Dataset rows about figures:
* Start *

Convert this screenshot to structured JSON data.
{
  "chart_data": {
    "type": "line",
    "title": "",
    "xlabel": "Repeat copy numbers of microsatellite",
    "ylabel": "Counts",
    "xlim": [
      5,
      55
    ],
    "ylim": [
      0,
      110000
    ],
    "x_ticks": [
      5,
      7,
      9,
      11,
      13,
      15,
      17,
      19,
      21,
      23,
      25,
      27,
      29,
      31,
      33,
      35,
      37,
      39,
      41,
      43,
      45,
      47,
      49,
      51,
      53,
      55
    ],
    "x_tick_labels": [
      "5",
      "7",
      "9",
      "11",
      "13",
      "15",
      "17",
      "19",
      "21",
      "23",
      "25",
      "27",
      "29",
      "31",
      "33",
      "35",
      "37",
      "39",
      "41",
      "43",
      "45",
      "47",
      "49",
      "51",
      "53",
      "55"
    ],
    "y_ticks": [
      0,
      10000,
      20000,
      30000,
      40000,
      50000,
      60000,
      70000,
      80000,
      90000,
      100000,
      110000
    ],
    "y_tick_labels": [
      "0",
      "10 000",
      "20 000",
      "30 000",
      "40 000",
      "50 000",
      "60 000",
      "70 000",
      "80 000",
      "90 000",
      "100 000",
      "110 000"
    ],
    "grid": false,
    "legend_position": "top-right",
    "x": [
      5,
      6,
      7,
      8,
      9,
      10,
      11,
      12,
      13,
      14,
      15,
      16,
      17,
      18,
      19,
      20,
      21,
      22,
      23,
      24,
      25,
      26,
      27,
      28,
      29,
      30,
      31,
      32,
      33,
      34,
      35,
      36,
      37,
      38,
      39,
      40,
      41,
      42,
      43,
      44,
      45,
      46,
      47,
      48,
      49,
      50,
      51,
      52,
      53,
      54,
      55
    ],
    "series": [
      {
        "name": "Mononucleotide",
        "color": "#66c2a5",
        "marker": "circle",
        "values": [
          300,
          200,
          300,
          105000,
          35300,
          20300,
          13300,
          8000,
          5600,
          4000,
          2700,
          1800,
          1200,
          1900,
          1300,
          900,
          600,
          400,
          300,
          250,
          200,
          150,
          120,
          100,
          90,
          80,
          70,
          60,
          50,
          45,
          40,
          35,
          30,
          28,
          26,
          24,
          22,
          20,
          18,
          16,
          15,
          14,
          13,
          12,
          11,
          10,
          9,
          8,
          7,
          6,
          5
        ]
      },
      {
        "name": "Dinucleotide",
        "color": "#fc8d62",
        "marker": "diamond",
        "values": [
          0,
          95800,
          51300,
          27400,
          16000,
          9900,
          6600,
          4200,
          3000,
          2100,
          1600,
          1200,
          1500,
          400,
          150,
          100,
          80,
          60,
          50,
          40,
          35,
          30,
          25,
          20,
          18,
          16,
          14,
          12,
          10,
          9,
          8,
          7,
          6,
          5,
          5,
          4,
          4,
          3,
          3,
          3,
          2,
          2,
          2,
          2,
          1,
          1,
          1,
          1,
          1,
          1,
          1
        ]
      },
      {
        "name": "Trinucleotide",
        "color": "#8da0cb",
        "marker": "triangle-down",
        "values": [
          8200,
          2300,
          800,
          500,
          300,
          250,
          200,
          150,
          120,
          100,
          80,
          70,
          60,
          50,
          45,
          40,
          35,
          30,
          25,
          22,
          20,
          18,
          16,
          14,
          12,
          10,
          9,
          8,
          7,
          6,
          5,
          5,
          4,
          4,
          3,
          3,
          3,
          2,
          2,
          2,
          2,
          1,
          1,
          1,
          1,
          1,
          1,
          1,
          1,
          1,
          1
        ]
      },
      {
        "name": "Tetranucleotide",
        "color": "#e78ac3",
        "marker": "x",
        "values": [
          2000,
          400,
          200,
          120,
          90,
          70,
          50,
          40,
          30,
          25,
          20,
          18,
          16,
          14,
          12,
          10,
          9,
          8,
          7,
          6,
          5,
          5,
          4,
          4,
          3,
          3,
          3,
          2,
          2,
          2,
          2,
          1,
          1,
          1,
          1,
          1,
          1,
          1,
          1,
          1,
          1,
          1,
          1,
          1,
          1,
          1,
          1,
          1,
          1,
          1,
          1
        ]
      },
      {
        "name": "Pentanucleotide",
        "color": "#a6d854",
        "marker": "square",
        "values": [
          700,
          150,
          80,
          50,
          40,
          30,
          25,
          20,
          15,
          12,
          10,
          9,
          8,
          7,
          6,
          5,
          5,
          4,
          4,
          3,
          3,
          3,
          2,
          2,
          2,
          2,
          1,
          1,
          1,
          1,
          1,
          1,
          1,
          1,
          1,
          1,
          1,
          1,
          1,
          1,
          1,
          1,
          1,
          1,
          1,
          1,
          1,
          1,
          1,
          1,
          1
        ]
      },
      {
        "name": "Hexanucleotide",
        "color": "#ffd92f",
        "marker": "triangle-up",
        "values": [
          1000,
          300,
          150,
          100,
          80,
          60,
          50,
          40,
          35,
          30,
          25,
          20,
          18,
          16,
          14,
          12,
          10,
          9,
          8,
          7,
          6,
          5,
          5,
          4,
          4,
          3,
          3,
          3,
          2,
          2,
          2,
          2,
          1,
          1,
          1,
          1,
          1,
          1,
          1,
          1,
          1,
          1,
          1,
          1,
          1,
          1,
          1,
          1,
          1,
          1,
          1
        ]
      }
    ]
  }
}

* End *

WHAT IS EXPECTED: Copy out all lines where the word "triangle" appears.

ANSWER IN FULL:
        "marker": "triangle-down",
        "marker": "triangle-up",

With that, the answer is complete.